[INPUT MATERIAL]

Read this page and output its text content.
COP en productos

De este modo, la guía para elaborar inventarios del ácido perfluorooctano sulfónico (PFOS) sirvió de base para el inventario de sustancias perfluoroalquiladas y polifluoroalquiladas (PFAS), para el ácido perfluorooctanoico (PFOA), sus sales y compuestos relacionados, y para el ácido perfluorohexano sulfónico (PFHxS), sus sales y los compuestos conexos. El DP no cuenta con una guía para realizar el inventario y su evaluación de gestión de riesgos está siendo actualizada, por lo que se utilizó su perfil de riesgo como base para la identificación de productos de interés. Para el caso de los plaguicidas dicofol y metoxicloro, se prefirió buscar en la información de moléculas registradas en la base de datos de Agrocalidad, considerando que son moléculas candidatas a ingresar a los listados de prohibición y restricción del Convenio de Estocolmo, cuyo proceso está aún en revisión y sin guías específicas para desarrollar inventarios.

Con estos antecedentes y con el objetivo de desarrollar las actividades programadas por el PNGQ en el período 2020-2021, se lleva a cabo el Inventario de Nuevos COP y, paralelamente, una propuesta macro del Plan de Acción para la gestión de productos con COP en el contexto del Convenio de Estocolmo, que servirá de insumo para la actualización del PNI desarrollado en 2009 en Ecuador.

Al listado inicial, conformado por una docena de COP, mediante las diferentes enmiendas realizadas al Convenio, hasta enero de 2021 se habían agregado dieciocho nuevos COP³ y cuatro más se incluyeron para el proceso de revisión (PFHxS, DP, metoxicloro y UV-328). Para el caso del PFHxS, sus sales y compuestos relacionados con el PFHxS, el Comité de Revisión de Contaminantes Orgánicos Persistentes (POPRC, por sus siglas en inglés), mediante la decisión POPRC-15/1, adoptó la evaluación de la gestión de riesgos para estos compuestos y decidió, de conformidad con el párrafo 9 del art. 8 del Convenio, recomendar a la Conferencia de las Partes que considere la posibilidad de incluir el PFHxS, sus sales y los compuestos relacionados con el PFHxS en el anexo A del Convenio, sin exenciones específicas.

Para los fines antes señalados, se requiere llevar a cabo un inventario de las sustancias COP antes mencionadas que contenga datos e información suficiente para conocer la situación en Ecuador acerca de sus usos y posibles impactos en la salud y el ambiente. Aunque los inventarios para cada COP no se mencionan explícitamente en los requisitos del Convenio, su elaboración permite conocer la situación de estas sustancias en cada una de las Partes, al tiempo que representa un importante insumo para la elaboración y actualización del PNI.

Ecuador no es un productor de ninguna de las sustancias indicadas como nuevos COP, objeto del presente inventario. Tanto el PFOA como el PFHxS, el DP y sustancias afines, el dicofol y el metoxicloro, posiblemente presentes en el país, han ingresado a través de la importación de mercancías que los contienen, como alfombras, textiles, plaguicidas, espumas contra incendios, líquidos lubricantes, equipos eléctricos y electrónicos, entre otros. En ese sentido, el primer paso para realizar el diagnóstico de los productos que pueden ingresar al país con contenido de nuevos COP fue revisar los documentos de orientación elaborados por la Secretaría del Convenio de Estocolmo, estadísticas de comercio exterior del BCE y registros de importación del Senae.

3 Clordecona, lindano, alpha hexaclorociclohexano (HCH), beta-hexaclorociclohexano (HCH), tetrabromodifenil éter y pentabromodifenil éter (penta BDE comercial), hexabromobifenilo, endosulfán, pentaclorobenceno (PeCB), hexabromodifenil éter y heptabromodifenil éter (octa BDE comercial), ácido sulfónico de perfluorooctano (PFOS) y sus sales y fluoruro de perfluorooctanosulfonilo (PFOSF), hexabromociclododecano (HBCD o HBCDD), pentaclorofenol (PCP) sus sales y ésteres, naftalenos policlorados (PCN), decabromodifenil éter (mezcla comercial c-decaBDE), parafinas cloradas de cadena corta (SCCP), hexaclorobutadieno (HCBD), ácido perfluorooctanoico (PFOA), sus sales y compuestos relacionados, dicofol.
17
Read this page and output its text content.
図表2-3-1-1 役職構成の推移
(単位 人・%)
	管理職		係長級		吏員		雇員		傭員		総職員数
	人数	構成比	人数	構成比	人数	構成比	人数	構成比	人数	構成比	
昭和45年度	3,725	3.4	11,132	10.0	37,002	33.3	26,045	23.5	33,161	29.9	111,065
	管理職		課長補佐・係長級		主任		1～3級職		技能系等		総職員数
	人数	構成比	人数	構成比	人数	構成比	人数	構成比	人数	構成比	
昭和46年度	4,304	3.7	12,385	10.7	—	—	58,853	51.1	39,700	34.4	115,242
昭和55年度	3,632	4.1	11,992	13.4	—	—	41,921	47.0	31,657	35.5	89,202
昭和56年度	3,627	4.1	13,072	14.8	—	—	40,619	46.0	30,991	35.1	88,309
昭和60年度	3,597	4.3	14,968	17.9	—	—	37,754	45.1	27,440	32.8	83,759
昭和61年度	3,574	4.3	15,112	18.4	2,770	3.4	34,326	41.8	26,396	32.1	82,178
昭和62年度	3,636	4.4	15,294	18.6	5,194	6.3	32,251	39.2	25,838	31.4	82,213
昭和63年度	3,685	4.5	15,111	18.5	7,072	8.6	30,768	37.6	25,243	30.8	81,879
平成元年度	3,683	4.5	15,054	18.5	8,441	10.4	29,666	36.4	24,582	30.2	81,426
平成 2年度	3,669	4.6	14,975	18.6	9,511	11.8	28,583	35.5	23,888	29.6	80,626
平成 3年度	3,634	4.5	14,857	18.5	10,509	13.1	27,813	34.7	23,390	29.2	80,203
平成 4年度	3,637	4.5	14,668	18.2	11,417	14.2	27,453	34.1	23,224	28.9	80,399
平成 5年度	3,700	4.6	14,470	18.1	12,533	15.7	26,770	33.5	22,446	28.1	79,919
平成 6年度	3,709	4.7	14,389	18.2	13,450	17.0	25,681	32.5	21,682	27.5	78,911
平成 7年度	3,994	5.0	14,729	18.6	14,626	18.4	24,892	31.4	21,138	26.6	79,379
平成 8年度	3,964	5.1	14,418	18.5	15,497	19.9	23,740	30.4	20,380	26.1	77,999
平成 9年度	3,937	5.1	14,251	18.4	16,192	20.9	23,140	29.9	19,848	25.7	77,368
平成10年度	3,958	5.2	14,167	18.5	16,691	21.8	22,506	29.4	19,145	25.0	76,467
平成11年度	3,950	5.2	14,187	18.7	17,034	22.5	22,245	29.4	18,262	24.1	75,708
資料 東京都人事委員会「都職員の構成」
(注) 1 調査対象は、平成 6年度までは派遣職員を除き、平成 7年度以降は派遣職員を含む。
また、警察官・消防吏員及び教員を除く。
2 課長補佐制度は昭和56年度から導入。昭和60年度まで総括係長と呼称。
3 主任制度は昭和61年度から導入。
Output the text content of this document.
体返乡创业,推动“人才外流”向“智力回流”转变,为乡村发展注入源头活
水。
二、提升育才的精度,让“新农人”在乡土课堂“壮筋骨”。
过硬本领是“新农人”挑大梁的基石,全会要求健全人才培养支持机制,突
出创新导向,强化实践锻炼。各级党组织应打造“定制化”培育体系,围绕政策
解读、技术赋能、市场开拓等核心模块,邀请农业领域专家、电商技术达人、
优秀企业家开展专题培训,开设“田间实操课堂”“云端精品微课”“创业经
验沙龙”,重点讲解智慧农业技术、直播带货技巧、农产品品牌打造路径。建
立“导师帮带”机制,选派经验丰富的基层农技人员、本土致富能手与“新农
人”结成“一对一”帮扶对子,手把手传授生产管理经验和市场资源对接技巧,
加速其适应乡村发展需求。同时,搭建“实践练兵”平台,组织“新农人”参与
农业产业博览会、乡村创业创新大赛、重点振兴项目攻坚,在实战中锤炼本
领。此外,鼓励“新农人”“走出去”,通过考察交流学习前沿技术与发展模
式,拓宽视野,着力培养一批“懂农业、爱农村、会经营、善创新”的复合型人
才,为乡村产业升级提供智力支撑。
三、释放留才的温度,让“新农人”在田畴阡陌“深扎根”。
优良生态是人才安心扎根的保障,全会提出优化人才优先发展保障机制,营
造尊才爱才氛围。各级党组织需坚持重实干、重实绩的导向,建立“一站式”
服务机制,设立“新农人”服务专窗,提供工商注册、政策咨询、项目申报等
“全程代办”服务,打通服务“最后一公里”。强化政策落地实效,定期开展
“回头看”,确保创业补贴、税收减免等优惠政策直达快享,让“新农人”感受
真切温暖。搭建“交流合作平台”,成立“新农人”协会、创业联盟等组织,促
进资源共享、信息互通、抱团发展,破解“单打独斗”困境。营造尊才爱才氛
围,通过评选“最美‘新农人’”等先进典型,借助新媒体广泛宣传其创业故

[GIVEN EXERCISE] Go through the listing above and list every line that has the word "総職員数".

[ANSWER TO THIS EXERCISE]
	管理職		係長級		吏員		雇員		傭員		総職員数
	管理職		課長補佐・係長級		主任		1～3級職		技能系等		総職員数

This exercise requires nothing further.